What to work on:
Write the material out again, line by line, exactly as it is.

====== Records provided ======

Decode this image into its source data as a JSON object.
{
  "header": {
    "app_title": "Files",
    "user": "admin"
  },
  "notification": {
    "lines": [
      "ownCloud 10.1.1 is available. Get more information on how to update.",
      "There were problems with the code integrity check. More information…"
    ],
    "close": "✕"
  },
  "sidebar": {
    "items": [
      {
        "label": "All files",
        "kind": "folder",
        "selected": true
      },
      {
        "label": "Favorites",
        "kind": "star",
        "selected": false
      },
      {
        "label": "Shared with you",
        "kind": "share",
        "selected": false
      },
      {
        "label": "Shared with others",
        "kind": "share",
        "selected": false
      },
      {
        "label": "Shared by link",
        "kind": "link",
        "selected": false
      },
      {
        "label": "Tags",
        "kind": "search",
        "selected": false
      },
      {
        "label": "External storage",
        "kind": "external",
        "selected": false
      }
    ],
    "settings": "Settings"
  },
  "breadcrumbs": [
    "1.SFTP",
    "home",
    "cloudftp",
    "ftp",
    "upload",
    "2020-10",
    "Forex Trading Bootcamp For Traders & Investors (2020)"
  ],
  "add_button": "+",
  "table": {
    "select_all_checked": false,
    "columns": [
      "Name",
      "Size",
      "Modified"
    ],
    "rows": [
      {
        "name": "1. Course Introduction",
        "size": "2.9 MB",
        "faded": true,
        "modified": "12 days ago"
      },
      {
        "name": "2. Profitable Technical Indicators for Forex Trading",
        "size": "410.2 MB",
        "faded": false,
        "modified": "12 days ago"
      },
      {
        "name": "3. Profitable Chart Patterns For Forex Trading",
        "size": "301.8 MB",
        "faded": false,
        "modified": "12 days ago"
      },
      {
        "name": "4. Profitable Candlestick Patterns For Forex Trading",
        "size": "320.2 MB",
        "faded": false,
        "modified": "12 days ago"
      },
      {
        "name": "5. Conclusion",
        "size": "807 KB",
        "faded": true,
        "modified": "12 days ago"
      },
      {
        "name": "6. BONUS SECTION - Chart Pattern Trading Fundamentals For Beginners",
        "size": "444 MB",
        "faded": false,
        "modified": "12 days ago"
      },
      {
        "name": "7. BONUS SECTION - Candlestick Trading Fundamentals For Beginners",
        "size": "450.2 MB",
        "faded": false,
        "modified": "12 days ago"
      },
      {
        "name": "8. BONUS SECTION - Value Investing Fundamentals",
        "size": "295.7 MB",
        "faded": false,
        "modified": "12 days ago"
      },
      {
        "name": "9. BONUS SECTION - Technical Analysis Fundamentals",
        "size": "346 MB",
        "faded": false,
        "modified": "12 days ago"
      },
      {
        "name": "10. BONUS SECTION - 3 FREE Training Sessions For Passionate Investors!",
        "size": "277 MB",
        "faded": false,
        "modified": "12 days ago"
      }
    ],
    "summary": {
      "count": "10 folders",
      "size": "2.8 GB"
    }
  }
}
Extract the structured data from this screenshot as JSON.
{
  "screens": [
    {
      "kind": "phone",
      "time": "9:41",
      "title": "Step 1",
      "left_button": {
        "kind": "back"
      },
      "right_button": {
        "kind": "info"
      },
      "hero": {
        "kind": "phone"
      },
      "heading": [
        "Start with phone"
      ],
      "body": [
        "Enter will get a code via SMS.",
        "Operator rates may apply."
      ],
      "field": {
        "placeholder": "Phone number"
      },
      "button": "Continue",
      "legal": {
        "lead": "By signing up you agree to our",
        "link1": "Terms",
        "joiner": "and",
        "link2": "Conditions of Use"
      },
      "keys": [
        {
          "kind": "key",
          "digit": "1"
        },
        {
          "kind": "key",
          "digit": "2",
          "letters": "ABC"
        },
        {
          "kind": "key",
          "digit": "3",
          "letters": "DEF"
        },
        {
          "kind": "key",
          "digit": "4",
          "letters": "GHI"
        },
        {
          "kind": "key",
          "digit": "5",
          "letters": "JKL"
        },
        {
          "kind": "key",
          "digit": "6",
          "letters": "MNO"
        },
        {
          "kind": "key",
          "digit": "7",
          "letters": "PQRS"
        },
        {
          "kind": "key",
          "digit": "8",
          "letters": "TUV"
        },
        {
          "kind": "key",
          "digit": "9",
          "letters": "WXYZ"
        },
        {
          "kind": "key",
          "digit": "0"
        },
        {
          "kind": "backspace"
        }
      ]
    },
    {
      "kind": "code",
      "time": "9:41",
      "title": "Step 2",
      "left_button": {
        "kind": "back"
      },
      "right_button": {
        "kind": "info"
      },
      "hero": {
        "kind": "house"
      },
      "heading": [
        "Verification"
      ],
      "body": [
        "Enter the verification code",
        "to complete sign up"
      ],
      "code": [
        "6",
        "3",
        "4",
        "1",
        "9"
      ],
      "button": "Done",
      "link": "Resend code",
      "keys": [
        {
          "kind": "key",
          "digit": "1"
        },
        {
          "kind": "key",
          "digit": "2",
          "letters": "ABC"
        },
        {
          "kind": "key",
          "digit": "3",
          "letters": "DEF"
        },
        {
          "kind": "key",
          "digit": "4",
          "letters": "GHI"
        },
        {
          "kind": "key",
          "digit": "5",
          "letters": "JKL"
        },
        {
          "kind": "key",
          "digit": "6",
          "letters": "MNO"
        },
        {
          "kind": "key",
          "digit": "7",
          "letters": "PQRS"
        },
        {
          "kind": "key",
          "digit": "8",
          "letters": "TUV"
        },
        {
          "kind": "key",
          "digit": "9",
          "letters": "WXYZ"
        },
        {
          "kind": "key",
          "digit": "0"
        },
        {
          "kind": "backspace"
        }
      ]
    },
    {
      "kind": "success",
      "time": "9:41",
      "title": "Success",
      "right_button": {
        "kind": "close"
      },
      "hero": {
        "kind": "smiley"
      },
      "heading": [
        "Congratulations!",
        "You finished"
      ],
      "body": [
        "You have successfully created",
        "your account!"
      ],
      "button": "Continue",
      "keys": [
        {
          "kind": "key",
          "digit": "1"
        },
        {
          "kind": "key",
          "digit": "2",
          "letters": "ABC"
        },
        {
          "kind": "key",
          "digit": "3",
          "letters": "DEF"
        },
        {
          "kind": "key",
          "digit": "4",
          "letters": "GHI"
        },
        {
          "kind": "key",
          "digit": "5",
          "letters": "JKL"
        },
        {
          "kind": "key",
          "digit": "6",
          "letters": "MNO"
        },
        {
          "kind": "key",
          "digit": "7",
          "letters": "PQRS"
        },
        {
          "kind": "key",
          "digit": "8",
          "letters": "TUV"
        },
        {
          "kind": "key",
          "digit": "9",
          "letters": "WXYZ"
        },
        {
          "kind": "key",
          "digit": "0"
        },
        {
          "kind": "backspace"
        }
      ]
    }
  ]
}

======

Response below:
Decode this image into its source data as a JSON object.
{
  "header": {
    "app_title": "Files",
    "user": "admin"
  },
  "notification": {
    "lines": [
      "ownCloud 10.1.1 is available. Get more information on how to update.",
      "There were problems with the code integrity check. More information…"
    ],
    "close": "✕"
  },
  "sidebar": {
    "items": [
      {
        "label": "All files",
        "kind": "folder",
        "selected": true
      },
      {
        "label": "Favorites",
        "kind": "star",
        "selected": false
      },
      {
        "label": "Shared with you",
        "kind": "share",
        "selected": false
      },
      {
        "label": "Shared with others",
        "kind": "share",
        "selected": false
      },
      {
        "label": "Shared by link",
        "kind": "link",
        "selected": false
      },
      {
        "label": "Tags",
        "kind": "search",
        "selected": false
      },
      {
        "label": "External storage",
        "kind": "external",
        "selected": false
      }
    ],
    "settings": "Settings"
  },
  "breadcrumbs": [
    "1.SFTP",
    "home",
    "cloudftp",
    "ftp",
    "upload",
    "2020-10",
    "Forex Trading Bootcamp For Traders & Investors (2020)"
  ],
  "add_button": "+",
  "table": {
    "select_all_checked": false,
    "columns": [
      "Name",
      "Size",
      "Modified"
    ],
    "rows": [
      {
        "name": "1. Course Introduction",
        "size": "2.9 MB",
        "faded": true,
        "modified": "12 days ago"
      },
      {
        "name": "2. Profitable Technical Indicators for Forex Trading",
        "size": "410.2 MB",
        "faded": false,
        "modified": "12 days ago"
      },
      {
        "name": "3. Profitable Chart Patterns For Forex Trading",
        "size": "301.8 MB",
        "faded": false,
        "modified": "12 days ago"
      },
      {
        "name": "4. Profitable Candlestick Patterns For Forex Trading",
        "size": "320.2 MB",
        "faded": false,
        "modified": "12 days ago"
      },
      {
        "name": "5. Conclusion",
        "size": "807 KB",
        "faded": true,
        "modified": "12 days ago"
      },
      {
        "name": "6. BONUS SECTION - Chart Pattern Trading Fundamentals For Beginners",
        "size": "444 MB",
        "faded": false,
        "modified": "12 days ago"
      },
      {
        "name": "7. BONUS SECTION - Candlestick Trading Fundamentals For Beginners",
        "size": "450.2 MB",
        "faded": false,
        "modified": "12 days ago"
      },
      {
        "name": "8. BONUS SECTION - Value Investing Fundamentals",
        "size": "295.7 MB",
        "faded": false,
        "modified": "12 days ago"
      },
      {
        "name": "9. BONUS SECTION - Technical Analysis Fundamentals",
        "size": "346 MB",
        "faded": false,
        "modified": "12 days ago"
      },
      {
        "name": "10. BONUS SECTION - 3 FREE Training Sessions For Passionate Investors!",
        "size": "277 MB",
        "faded": false,
        "modified": "12 days ago"
      }
    ],
    "summary": {
      "count": "10 folders",
      "size": "2.8 GB"
    }
  }
}
Extract the structured data from this screenshot as JSON.
{
  "screens": [
    {
      "kind": "phone",
      "time": "9:41",
      "title": "Step 1",
      "left_button": {
        "kind": "back"
      },
      "right_button": {
        "kind": "info"
      },
      "hero": {
        "kind": "phone"
      },
      "heading": [
        "Start with phone"
      ],
      "body": [
        "Enter will get a code via SMS.",
        "Operator rates may apply."
      ],
      "field": {
        "placeholder": "Phone number"
      },
      "button": "Continue",
      "legal": {
        "lead": "By signing up you agree to our",
        "link1": "Terms",
        "joiner": "and",
        "link2": "Conditions of Use"
      },
      "keys": [
        {
          "kind": "key",
          "digit": "1"
        },
        {
          "kind": "key",
          "digit": "2",
          "letters": "ABC"
        },
        {
          "kind": "key",
          "digit": "3",
          "letters": "DEF"
        },
        {
          "kind": "key",
          "digit": "4",
          "letters": "GHI"
        },
        {
          "kind": "key",
          "digit": "5",
          "letters": "JKL"
        },
        {
          "kind": "key",
          "digit": "6",
          "letters": "MNO"
        },
        {
          "kind": "key",
          "digit": "7",
          "letters": "PQRS"
        },
        {
          "kind": "key",
          "digit": "8",
          "letters": "TUV"
        },
        {
          "kind": "key",
          "digit": "9",
          "letters": "WXYZ"
        },
        {
          "kind": "key",
          "digit": "0"
        },
        {
          "kind": "backspace"
        }
      ]
    },
    {
      "kind": "code",
      "time": "9:41",
      "title": "Step 2",
      "left_button": {
        "kind": "back"
      },
      "right_button": {
        "kind": "info"
      },
      "hero": {
        "kind": "house"
      },
      "heading": [
        "Verification"
      ],
      "body": [
        "Enter the verification code",
        "to complete sign up"
      ],
      "code": [
        "6",
        "3",
        "4",
        "1",
        "9"
      ],
      "button": "Done",
      "link": "Resend code",
      "keys": [
        {
          "kind": "key",
          "digit": "1"
        },
        {
          "kind": "key",
          "digit": "2",
          "letters": "ABC"
        },
        {
          "kind": "key",
          "digit": "3",
          "letters": "DEF"
        },
        {
          "kind": "key",
          "digit": "4",
          "letters": "GHI"
        },
        {
          "kind": "key",
          "digit": "5",
          "letters": "JKL"
        },
        {
          "kind": "key",
          "digit": "6",
          "letters": "MNO"
        },
        {
          "kind": "key",
          "digit": "7",
          "letters": "PQRS"
        },
        {
          "kind": "key",
          "digit": "8",
          "letters": "TUV"
        },
        {
          "kind": "key",
          "digit": "9",
          "letters": "WXYZ"
        },
        {
          "kind": "key",
          "digit": "0"
        },
        {
          "kind": "backspace"
        }
      ]
    },
    {
      "kind": "success",
      "time": "9:41",
      "title": "Success",
      "right_button": {
        "kind": "close"
      },
      "hero": {
        "kind": "smiley"
      },
      "heading": [
        "Congratulations!",
        "You finished"
      ],
      "body": [
        "You have successfully created",
        "your account!"
      ],
      "button": "Continue",
      "keys": [
        {
          "kind": "key",
          "digit": "1"
        },
        {
          "kind": "key",
          "digit": "2",
          "letters": "ABC"
        },
        {
          "kind": "key",
          "digit": "3",
          "letters": "DEF"
        },
        {
          "kind": "key",
          "digit": "4",
          "letters": "GHI"
        },
        {
          "kind": "key",
          "digit": "5",
          "letters": "JKL"
        },
        {
          "kind": "key",
          "digit": "6",
          "letters": "MNO"
        },
        {
          "kind": "key",
          "digit": "7",
          "letters": "PQRS"
        },
        {
          "kind": "key",
          "digit": "8",
          "letters": "TUV"
        },
        {
          "kind": "key",
          "digit": "9",
          "letters": "WXYZ"
        },
        {
          "kind": "key",
          "digit": "0"
        },
        {
          "kind": "backspace"
        }
      ]
    }
  ]
}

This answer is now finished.